### WHAT YOU WILL DO
Which lines contain the string "name"? Please list every one of them.

### ROWS

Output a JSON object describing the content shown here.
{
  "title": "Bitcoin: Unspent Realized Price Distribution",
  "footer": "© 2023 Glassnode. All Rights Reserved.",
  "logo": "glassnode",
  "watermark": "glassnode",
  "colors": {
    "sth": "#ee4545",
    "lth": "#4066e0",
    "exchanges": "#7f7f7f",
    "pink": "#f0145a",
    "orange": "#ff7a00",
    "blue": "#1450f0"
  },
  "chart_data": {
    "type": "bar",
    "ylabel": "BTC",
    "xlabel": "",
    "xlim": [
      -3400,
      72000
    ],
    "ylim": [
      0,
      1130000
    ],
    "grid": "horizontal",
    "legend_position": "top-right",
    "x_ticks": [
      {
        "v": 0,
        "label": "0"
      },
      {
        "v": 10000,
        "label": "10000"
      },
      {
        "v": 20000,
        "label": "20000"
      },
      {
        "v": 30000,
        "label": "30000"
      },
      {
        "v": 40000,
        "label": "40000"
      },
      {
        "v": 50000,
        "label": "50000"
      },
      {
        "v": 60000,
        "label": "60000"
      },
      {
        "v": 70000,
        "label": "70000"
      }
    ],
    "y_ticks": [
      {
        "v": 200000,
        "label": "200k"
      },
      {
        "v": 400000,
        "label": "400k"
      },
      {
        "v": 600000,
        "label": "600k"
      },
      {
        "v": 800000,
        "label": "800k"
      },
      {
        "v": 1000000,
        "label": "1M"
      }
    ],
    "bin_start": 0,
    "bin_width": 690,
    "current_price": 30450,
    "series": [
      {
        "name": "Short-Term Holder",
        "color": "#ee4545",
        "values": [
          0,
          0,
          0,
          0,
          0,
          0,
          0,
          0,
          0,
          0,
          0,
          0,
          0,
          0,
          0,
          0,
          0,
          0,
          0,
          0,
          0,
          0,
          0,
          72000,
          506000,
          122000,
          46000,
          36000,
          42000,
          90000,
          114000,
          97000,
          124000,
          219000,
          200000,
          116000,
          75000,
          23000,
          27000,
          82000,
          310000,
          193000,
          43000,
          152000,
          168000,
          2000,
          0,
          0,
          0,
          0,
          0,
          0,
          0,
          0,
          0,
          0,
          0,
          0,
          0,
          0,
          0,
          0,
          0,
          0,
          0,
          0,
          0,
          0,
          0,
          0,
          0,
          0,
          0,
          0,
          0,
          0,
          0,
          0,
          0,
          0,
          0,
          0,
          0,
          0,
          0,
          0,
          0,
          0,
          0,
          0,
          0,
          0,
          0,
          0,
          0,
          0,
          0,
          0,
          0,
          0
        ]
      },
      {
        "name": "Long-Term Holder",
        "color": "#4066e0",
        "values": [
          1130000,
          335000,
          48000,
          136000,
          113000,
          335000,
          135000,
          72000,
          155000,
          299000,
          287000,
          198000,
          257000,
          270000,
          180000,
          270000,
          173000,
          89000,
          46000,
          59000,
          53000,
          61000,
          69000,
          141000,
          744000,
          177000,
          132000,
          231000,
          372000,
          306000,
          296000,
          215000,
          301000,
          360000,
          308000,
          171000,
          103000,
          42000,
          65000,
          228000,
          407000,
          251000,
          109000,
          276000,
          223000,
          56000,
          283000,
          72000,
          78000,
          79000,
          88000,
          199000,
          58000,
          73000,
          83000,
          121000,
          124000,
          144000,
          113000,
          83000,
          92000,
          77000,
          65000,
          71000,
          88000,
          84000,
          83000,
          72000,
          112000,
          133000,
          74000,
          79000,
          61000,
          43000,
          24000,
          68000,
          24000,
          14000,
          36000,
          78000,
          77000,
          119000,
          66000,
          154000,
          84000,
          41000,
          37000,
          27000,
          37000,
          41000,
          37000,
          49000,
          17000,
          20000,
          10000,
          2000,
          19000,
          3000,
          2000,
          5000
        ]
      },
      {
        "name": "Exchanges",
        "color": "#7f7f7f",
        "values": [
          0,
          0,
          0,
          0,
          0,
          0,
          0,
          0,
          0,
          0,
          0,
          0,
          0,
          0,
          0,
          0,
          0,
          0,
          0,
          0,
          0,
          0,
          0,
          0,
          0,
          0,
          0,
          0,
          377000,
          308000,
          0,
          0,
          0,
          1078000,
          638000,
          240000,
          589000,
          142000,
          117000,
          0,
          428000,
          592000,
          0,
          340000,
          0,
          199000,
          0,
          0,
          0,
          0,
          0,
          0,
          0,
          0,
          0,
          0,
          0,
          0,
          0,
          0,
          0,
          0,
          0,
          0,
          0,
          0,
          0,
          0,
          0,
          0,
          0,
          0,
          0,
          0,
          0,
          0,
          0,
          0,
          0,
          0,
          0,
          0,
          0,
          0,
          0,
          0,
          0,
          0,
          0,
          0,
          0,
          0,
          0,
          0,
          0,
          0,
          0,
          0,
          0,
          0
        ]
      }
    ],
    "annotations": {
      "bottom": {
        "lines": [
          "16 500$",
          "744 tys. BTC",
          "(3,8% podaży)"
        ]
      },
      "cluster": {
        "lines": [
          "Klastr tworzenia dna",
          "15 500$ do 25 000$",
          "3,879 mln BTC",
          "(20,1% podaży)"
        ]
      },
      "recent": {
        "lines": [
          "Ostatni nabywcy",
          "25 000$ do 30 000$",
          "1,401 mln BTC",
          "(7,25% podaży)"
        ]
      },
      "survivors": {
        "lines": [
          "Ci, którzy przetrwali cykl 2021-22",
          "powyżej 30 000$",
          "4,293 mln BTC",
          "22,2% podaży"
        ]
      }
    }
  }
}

### WORKED SOLUTION
        "name": "Short-Term Holder",
        "name": "Long-Term Holder",
        "name": "Exchanges",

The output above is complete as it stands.